### Set problem:
Collect all lines below with the string "area".
══ Exercise input ══
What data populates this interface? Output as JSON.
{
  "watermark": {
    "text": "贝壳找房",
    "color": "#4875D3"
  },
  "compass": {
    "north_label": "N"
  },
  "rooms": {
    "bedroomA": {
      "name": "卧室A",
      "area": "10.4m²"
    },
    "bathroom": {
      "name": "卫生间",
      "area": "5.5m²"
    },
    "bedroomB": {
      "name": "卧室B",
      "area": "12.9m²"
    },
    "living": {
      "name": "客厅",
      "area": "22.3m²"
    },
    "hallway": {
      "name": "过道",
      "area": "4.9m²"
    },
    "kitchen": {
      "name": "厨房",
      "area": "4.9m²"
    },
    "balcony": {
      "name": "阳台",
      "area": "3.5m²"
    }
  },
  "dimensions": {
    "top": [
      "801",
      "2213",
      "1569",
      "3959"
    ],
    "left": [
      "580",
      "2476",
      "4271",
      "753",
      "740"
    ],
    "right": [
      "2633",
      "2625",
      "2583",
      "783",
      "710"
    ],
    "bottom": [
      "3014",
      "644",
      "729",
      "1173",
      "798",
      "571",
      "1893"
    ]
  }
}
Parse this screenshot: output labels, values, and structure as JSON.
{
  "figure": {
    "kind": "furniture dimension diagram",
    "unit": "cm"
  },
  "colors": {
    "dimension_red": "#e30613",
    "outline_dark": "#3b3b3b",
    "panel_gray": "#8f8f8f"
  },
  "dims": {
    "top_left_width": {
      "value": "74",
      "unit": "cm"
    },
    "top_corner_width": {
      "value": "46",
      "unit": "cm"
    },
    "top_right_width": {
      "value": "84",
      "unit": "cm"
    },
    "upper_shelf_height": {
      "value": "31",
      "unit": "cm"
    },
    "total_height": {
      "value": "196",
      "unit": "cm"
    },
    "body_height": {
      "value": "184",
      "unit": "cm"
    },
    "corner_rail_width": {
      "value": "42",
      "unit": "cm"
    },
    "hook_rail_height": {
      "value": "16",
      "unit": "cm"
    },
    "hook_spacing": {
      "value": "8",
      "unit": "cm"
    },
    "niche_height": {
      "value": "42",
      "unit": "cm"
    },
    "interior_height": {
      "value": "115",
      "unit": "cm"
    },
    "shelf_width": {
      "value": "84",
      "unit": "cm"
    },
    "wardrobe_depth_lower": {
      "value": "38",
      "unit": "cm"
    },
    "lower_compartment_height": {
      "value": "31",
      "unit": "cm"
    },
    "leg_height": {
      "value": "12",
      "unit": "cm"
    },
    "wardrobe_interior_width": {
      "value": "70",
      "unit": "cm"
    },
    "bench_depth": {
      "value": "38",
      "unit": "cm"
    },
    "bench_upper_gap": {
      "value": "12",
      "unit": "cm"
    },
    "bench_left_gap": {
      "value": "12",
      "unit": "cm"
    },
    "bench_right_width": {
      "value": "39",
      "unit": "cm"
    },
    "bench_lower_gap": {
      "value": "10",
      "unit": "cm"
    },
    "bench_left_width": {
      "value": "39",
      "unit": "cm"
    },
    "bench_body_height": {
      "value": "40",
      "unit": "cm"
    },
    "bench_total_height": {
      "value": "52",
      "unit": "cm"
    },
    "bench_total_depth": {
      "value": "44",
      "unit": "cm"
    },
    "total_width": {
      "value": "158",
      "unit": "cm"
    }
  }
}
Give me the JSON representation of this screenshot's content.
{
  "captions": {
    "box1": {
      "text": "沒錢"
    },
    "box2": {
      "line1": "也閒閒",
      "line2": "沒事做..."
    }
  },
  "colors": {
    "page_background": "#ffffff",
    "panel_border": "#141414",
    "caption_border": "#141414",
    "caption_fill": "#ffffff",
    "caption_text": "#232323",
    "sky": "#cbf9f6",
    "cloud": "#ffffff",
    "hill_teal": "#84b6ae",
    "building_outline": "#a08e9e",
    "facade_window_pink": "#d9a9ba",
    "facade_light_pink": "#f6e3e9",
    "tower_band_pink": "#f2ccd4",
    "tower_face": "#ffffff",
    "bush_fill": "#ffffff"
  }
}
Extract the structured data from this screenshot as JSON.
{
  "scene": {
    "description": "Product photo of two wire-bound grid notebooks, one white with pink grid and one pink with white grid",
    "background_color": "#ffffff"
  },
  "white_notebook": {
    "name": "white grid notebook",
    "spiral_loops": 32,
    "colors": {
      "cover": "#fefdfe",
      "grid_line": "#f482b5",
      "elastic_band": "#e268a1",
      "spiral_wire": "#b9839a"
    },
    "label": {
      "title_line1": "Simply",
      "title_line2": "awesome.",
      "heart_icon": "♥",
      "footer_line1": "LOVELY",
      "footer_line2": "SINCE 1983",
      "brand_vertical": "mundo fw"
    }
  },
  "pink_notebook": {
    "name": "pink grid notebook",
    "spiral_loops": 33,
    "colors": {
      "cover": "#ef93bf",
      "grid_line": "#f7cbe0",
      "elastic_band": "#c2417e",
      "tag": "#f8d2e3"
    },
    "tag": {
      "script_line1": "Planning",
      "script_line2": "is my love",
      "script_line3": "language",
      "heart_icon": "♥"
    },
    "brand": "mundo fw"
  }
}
═══
### Right answer:
      "area": "10.4m²"
      "area": "5.5m²"
      "area": "12.9m²"
      "area": "22.3m²"
      "area": "4.9m²"
      "area": "4.9m²"
      "area": "3.5m²"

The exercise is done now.